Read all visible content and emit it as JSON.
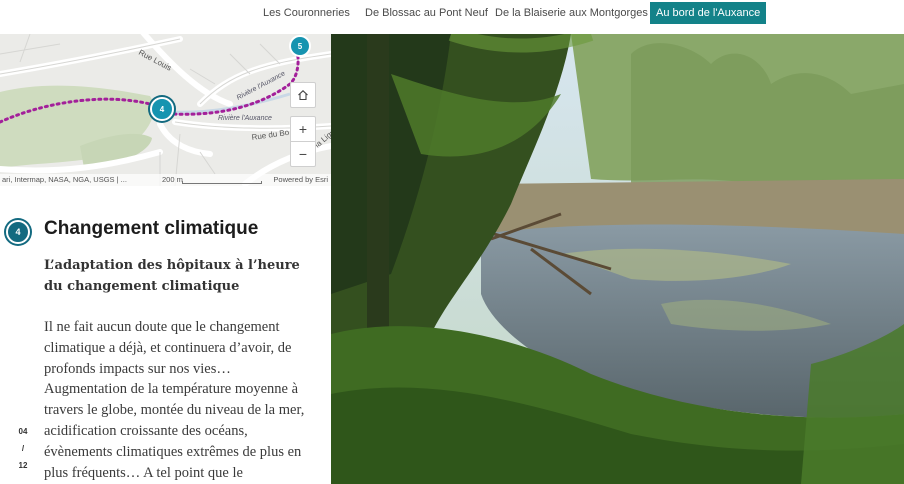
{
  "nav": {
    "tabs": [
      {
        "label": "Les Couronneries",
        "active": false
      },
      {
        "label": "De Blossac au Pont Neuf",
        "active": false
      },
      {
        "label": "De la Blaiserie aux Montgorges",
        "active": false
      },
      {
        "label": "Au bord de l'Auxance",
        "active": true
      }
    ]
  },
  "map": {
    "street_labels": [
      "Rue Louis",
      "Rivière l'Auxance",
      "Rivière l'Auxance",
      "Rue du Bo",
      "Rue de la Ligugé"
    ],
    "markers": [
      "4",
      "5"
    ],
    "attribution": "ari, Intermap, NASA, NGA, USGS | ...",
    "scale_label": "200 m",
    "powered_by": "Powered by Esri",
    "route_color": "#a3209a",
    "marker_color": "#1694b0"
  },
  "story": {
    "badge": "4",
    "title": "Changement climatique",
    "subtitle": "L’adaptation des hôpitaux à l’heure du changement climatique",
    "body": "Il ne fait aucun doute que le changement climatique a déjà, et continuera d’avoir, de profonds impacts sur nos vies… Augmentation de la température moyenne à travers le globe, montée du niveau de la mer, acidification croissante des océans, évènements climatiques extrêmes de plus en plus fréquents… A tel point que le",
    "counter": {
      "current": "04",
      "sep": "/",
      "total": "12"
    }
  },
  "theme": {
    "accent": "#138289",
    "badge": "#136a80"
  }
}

····················

TASK -
Your task is to pick out every line with the string "climatique" and copy it.

RESULT FOR THIS EXERCISE -
    "title": "Changement climatique",
    "subtitle": "L’adaptation des hôpitaux à l’heure du changement climatique",
    "body": "Il ne fait aucun doute que le changement climatique a déjà, et continuera d’avoir, de profonds impacts sur nos vies… Augmentation de la température moyenne à travers le globe, montée du niveau de la mer, acidification croissante des océans, évènements climatiques extrêmes de plus en plus fréquents… A tel point que le",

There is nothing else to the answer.